Records for this exercise:
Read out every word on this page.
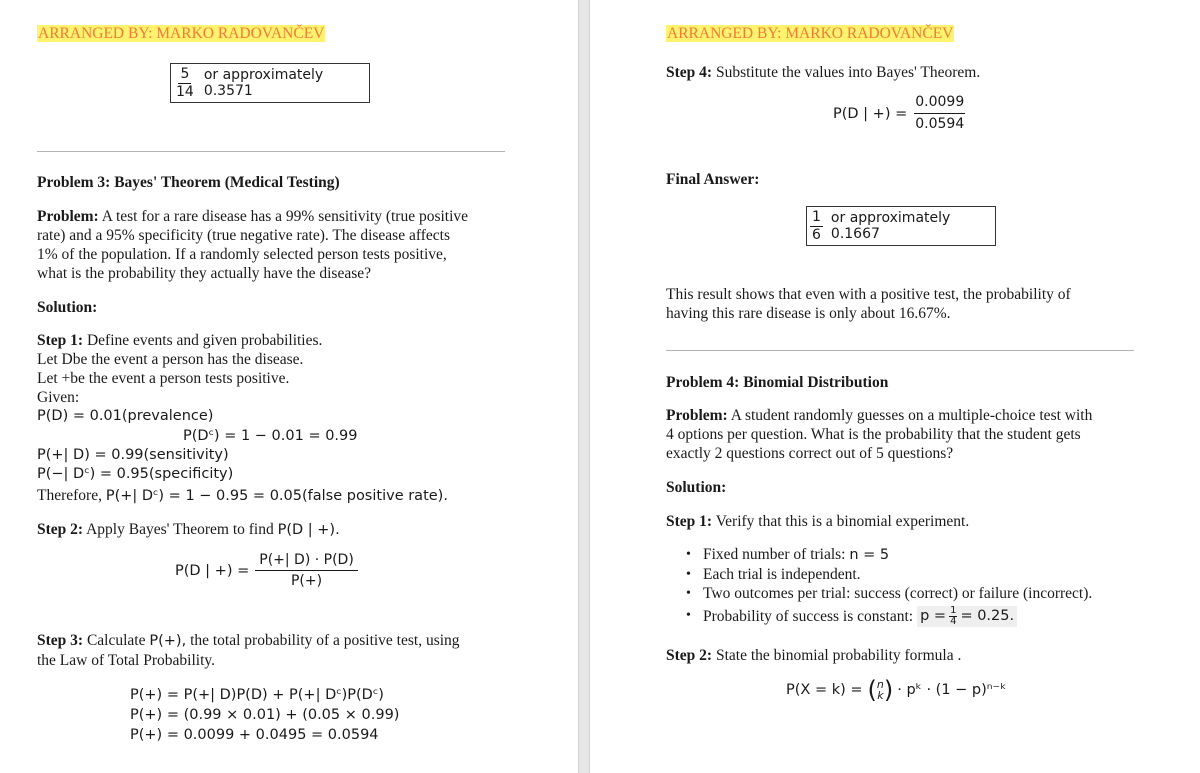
ARRANGED BY: MARKO RADOVANČEV
$\frac{5}{14}$ or approximately 0.3571
Problem 3: Bayes' Theorem (Medical Testing)
Problem: A test for a rare disease has a 99% sensitivity (true positive
rate) and a 95% specificity (true negative rate). The disease affects
1% of the population. If a randomly selected person tests positive,
what is the probability they actually have the disease?
Solution:
Step 1: Define events and given probabilities.
Let Dbe the event a person has the disease.
Let +be the event a person tests positive.
Given:
P(D) = 0.01(prevalence)
P(Dᶜ) = 1 − 0.01 = 0.99
P(+| D) = 0.99(sensitivity)
P(−| Dᶜ) = 0.95(specificity)
Therefore, P(+| Dᶜ) = 1 − 0.95 = 0.05(false positive rate).
Step 2: Apply Bayes' Theorem to find P(D | +).
P(D | +) = $\frac{P(+| D) \cdot P(D)}{P(+)}$
Step 3: Calculate P(+), the total probability of a positive test, using
the Law of Total Probability.
P(+) = P(+| D)P(D) + P(+| Dᶜ)P(Dᶜ)
P(+) = (0.99 × 0.01) + (0.05 × 0.99)
P(+) = 0.0099 + 0.0495 = 0.0594
ARRANGED BY: MARKO RADOVANČEV
Step 4: Substitute the values into Bayes' Theorem.
P(D | +) = $\frac{0.0099}{0.0594}$
Final Answer:
$\frac{1}{6}$ or approximately 0.1667
This result shows that even with a positive test, the probability of
having this rare disease is only about 16.67%.
Problem 4: Binomial Distribution
Problem: A student randomly guesses on a multiple-choice test with
4 options per question. What is the probability that the student gets
exactly 2 questions correct out of 5 questions?
Solution:
Step 1: Verify that this is a binomial experiment.
• Fixed number of trials: n = 5
• Each trial is independent.
• Two outcomes per trial: success (correct) or failure (incorrect).
• Probability of success is constant: $p = \frac{1}{4} = 0.25$.
Step 2: State the binomial probability formula .
P(X = k) = ( n
k ) · pᵏ · (1 − p)ⁿ⁻ᵏ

Exercise aim: With the pictures omitted, reproduce the records in full and exactly.

Exercise response:
Read out every word on this page.
ARRANGED BY: MARKO RADOVANČEV
$\frac{5}{14}$ or approximately 0.3571
Problem 3: Bayes' Theorem (Medical Testing)
Problem: A test for a rare disease has a 99% sensitivity (true positive
rate) and a 95% specificity (true negative rate). The disease affects
1% of the population. If a randomly selected person tests positive,
what is the probability they actually have the disease?
Solution:
Step 1: Define events and given probabilities.
Let Dbe the event a person has the disease.
Let +be the event a person tests positive.
Given:
P(D) = 0.01(prevalence)
P(Dᶜ) = 1 − 0.01 = 0.99
P(+| D) = 0.99(sensitivity)
P(−| Dᶜ) = 0.95(specificity)
Therefore, P(+| Dᶜ) = 1 − 0.95 = 0.05(false positive rate).
Step 2: Apply Bayes' Theorem to find P(D | +).
P(D | +) = $\frac{P(+| D) \cdot P(D)}{P(+)}$
Step 3: Calculate P(+), the total probability of a positive test, using
the Law of Total Probability.
P(+) = P(+| D)P(D) + P(+| Dᶜ)P(Dᶜ)
P(+) = (0.99 × 0.01) + (0.05 × 0.99)
P(+) = 0.0099 + 0.0495 = 0.0594
ARRANGED BY: MARKO RADOVANČEV
Step 4: Substitute the values into Bayes' Theorem.
P(D | +) = $\frac{0.0099}{0.0594}$
Final Answer:
$\frac{1}{6}$ or approximately 0.1667
This result shows that even with a positive test, the probability of
having this rare disease is only about 16.67%.
Problem 4: Binomial Distribution
Problem: A student randomly guesses on a multiple-choice test with
4 options per question. What is the probability that the student gets
exactly 2 questions correct out of 5 questions?
Solution:
Step 1: Verify that this is a binomial experiment.
• Fixed number of trials: n = 5
• Each trial is independent.
• Two outcomes per trial: success (correct) or failure (incorrect).
• Probability of success is constant: $p = \frac{1}{4} = 0.25$.
Step 2: State the binomial probability formula .
P(X = k) = ( n
k ) · pᵏ · (1 − p)ⁿ⁻ᵏ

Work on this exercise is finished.